Items from a figure collection:
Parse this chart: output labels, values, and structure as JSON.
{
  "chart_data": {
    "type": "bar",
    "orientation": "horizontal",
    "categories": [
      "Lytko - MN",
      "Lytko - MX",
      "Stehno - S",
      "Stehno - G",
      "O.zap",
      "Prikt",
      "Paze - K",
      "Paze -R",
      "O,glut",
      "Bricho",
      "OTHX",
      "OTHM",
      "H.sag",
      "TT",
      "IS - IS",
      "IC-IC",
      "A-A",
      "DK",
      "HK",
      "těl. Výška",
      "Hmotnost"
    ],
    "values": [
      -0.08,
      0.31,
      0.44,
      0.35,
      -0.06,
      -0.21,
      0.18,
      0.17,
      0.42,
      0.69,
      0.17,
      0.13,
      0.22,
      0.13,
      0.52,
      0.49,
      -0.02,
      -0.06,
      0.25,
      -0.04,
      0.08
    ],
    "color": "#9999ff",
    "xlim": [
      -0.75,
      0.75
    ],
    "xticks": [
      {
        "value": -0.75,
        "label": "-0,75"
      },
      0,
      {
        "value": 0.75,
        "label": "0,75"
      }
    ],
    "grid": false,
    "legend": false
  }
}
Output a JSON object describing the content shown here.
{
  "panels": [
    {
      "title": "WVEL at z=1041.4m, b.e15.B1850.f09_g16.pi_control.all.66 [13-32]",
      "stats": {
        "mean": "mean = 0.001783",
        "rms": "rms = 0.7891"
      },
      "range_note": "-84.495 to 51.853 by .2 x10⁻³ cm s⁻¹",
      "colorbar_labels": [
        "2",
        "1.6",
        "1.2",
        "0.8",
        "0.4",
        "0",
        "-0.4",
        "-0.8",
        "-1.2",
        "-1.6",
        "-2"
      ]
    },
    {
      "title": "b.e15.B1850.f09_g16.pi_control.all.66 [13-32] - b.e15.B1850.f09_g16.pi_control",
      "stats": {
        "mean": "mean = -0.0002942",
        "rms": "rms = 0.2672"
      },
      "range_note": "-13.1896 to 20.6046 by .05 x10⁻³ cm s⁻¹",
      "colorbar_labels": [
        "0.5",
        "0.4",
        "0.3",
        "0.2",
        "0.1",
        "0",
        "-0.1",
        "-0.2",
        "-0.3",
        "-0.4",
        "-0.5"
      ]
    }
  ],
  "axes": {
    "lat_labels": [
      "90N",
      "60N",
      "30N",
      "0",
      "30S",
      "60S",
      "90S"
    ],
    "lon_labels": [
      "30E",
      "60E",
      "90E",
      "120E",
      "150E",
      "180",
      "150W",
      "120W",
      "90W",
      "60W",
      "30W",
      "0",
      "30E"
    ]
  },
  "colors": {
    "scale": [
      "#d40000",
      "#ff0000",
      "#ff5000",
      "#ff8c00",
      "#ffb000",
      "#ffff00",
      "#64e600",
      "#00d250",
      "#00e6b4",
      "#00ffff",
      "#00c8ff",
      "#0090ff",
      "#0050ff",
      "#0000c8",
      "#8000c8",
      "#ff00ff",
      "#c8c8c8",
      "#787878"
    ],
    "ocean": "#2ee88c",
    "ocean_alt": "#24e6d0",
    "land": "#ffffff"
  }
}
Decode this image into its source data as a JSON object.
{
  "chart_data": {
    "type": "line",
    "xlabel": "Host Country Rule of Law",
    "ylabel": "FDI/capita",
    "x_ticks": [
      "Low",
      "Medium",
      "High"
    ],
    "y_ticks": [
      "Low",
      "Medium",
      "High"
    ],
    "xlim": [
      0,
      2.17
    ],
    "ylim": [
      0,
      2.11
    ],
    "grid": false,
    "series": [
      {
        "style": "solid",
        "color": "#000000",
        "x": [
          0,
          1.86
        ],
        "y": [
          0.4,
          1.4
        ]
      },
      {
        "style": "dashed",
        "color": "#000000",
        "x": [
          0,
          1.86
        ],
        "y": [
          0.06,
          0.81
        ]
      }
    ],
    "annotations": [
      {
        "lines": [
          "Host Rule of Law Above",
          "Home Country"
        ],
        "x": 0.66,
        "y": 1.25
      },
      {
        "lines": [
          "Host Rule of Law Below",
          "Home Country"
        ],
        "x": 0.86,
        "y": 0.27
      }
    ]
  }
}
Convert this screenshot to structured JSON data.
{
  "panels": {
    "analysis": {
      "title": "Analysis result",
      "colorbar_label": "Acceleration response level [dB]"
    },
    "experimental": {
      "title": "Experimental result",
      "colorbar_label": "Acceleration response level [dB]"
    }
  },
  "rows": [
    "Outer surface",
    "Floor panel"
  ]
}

* _Job_: Return all lines with the word "values" in them.

* _Finished answer_:
Parse this chart: output labels, values, and structure as JSON.
    "values": [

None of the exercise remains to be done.